→ WHAT IS BEING ASKED
Copy every line of the entries that includes the word "content".

→ GIVEN INFORMATION
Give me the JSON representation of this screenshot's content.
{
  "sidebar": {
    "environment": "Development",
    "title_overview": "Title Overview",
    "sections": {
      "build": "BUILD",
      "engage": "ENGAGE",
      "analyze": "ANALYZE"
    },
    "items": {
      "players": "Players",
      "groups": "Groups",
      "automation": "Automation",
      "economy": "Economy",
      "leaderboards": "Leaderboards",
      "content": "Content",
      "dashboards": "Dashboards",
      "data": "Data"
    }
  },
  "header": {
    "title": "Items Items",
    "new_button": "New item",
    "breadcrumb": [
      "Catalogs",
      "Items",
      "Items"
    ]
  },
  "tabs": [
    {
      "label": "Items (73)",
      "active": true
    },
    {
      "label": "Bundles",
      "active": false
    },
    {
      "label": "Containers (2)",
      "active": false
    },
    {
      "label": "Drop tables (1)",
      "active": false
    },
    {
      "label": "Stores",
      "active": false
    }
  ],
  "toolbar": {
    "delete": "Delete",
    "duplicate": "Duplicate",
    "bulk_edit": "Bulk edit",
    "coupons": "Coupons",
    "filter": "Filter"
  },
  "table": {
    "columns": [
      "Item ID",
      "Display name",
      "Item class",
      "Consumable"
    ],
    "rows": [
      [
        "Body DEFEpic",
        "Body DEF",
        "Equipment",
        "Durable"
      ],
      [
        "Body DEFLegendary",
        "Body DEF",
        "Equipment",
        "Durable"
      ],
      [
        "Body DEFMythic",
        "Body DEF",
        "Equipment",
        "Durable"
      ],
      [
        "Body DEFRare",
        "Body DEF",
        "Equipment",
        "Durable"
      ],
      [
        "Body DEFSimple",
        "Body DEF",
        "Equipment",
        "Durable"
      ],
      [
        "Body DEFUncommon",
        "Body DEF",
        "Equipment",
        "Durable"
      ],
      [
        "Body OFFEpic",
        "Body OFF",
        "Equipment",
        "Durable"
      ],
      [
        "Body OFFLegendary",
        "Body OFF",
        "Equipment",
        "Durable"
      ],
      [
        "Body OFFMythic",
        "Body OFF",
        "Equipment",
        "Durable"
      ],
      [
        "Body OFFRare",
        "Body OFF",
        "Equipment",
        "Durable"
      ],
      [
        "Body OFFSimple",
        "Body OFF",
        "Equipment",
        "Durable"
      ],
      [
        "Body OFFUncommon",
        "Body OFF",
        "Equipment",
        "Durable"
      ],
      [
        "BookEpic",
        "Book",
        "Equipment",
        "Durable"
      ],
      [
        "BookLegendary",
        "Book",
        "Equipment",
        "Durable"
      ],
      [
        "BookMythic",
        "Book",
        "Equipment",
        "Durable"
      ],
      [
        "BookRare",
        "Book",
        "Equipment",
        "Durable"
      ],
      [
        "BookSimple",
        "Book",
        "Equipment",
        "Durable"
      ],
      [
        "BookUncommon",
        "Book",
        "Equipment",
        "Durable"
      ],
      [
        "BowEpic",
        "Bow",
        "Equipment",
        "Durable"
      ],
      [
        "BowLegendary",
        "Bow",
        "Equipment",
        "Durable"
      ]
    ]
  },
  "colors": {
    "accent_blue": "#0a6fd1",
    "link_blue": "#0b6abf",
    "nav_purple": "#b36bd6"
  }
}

→ SOLUTION TO THE EXERCISE
Give me the JSON representation of this screenshot's content.
      "content": "Content",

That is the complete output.